Goal of the exercise
Review the listing and copy each line that holds the word "наличии".

Stored records
──────

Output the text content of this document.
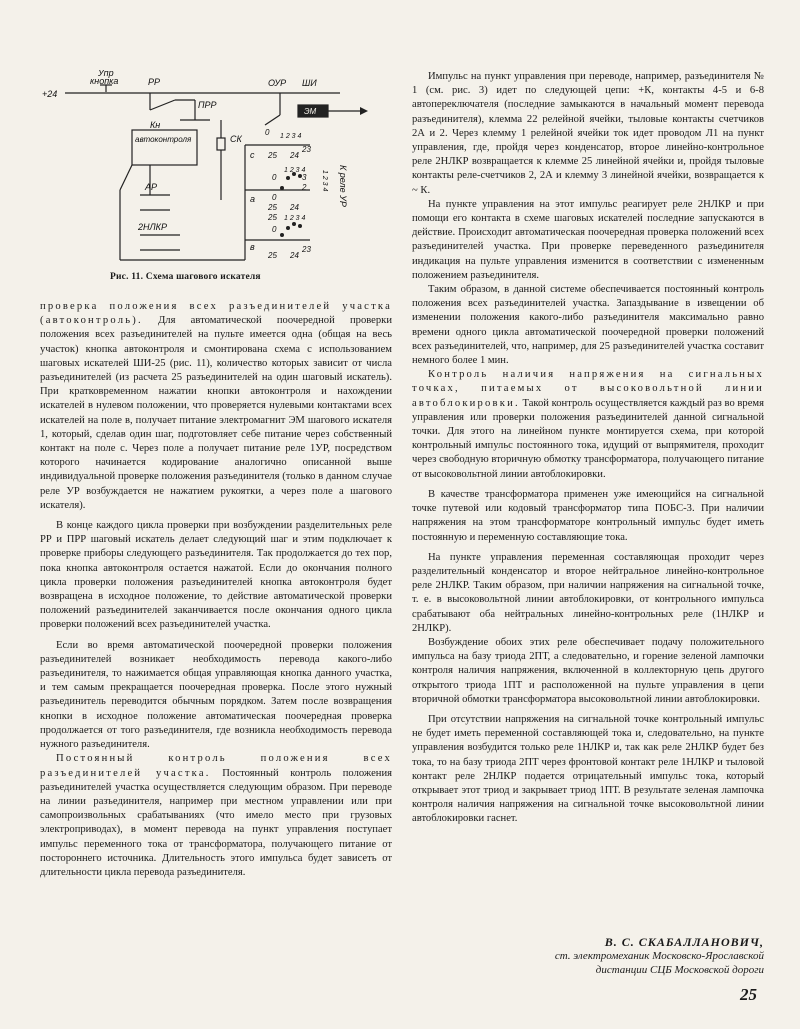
Упр
кнопка
+24
РР
ПРР
Кн
автоконтроля
АР
2НЛКР
СК
ОУР ШИ
ЭМ
с
а
в
0
0
0
0
1 2 3 4
1 2 3 4
1 2 3 4
25
25
25
25
24
24
24
23
23
3
2 1 2 3 4 К реле УР
Рис. 11. Схема шагового искателя

проверка положения всех разъединителей участка (автоконтроль). Для автоматической поочередной проверки положения всех разъединителей на пульте имеется одна (общая на весь участок) кнопка автоконтроля и смонтирована схема с использованием шаговых искателей ШИ-25 (рис. 11), количество которых зависит от числа разъединителей (из расчета 25 разъединителей на один шаговый искатель). При кратковременном нажатии кнопки автоконтроля и нахождении искателей в нулевом положении, что проверяется нулевыми контактами всех искателей на поле в, получает питание электромагнит ЭМ шагового искателя 1, который, сделав один шаг, подготовляет себе питание через собственный контакт на поле с. Через поле а получает питание реле 1УР, посредством которого начинается кодирование аналогично описанной выше индивидуальной проверке положения разъединителя (только в данном случае реле УР возбуждается не нажатием рукоятки, а через поле а шагового искателя).

В конце каждого цикла проверки при возбуждении разделительных реле РР и ПРР шаговый искатель делает следующий шаг и этим подключает к проверке приборы следующего разъединителя. Так продолжается до тех пор, пока кнопка автоконтроля остается нажатой. Если до окончания полного цикла проверки положения разъединителей кнопка автоконтроля будет возвращена в исходное положение, то действие автоматической проверки положений разъединителей заканчивается после окончания одного цикла проверки положений всех разъединителей участка.

Если во время автоматической поочередной проверки положения разъединителей возникает необходимость перевода какого-либо разъединителя, то нажимается общая управляющая кнопка данного участка, и тем самым прекращается поочередная проверка. После этого нужный разъединитель переводится обычным порядком. Затем после возвращения кнопки в исходное положение автоматическая поочередная проверка продолжается от того разъединителя, где возникла необходимость перевода нужного разъединителя.

Постоянный контроль положения всех разъединителей участка. Постоянный контроль положения разъединителей участка осуществляется следующим образом. При переводе на линии разъединителя, например при местном управлении или при самопроизвольных срабатываниях (что имело место при грузовых электроприводах), в момент перевода на пункт управления поступает импульс переменного тока от трансформатора, получающего питание от постороннего источника. Длительность этого импульса будет зависеть от длительности цикла перевода разъединителя.

Импульс на пункт управления при переводе, например, разъединителя № 1 (см. рис. 3) идет по следующей цепи: +К, контакты 4-5 и 6-8 автопереключателя (последние замыкаются в начальный момент перевода разъединителя), клемма 22 релейной ячейки, тыловые контакты счетчиков 2А и 2. Через клемму 1 релейной ячейки ток идет проводом Л1 на пункт управления, где, пройдя через конденсатор, второе линейно-контрольное реле 2НЛКР возвращается к клемме 25 линейной ячейки и, пройдя тыловые контакты реле-счетчиков 2, 2А и клемму 3 линейной ячейки, возвращается к ~ К.

На пункте управления на этот импульс реагирует реле 2НЛКР и при помощи его контакта в схеме шаговых искателей последние запускаются в действие. Происходит автоматическая поочередная проверка положений всех разъединителей участка. При проверке переведенного разъединителя индикация на пульте управления изменится в соответствии с измененным положением разъединителя.

Таким образом, в данной системе обеспечивается постоянный контроль положения всех разъединителей участка. Запаздывание в извещении об изменении положения какого-либо разъединителя максимально равно времени одного цикла автоматической поочередной проверки положений всех разъединителей, что, например, для 25 разъединителей участка составит немного более 1 мин.

Контроль наличия напряжения на сигнальных точках, питаемых от высоковольтной линии автоблокировки. Такой контроль осуществляется каждый раз во время управления или проверки положения разъединителей данной сигнальной точки. Для этого на линейном пункте монтируется схема, при которой контрольный импульс постоянного тока, идущий от выпрямителя, проходит через свободную вторичную обмотку трансформатора, получающего питание от высоковольтной линии автоблокировки.

В качестве трансформатора применен уже имеющийся на сигнальной точке путевой или кодовый трансформатор типа ПОБС-3. При наличии напряжения на этом трансформаторе контрольный импульс будет иметь постоянную и переменную составляющие тока.

На пункте управления переменная составляющая проходит через разделительный конденсатор и второе нейтральное линейно-контрольное реле 2НЛКР. Таким образом, при наличии напряжения на сигнальной точке, т. е. в высоковольтной линии автоблокировки, от контрольного импульса срабатывают оба нейтральных линейно-контрольных реле (1НЛКР и 2НЛКР).

Возбуждение обоих этих реле обеспечивает подачу положительного импульса на базу триода 2ПТ, а следовательно, и горение зеленой лампочки контроля наличия напряжения, включенной в коллекторную цепь другого открытого триода 1ПТ и расположенной на пульте управления в цепи вторичной обмотки трансформатора высоковольтной линии автоблокировки.

При отсутствии напряжения на сигнальной точке контрольный импульс не будет иметь переменной составляющей тока и, следовательно, на пункте управления возбудится только реле 1НЛКР и, так как реле 2НЛКР будет без тока, то на базу триода 2ПТ через фронтовой контакт реле 1НЛКР и тыловой контакт реле 2НЛКР подается отрицательный импульс тока, который открывает этот триод и закрывает триод 1ПТ. В результате зеленая лампочка контроля наличия напряжения на сигнальной точке высоковольтной линии автоблокировки гаснет.

В. С. СКАБАЛЛАНОВИЧ,
ст. электромеханик Московско-Ярославской
дистанции СЦБ Московской дороги
25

──────

Result for this exercise
В качестве трансформатора применен уже имеющийся на сигнальной точке путевой или кодовый трансформатор типа ПОБС-3. При наличии напряжения на этом трансформаторе контрольный импульс будет иметь постоянную и переменную составляющие тока.
На пункте управления переменная составляющая проходит через разделительный конденсатор и второе нейтральное линейно-контрольное реле 2НЛКР. Таким образом, при наличии напряжения на сигнальной точке, т. е. в высоковольтной линии автоблокировки, от контрольного импульса срабатывают оба нейтральных линейно-контрольных реле (1НЛКР и 2НЛКР).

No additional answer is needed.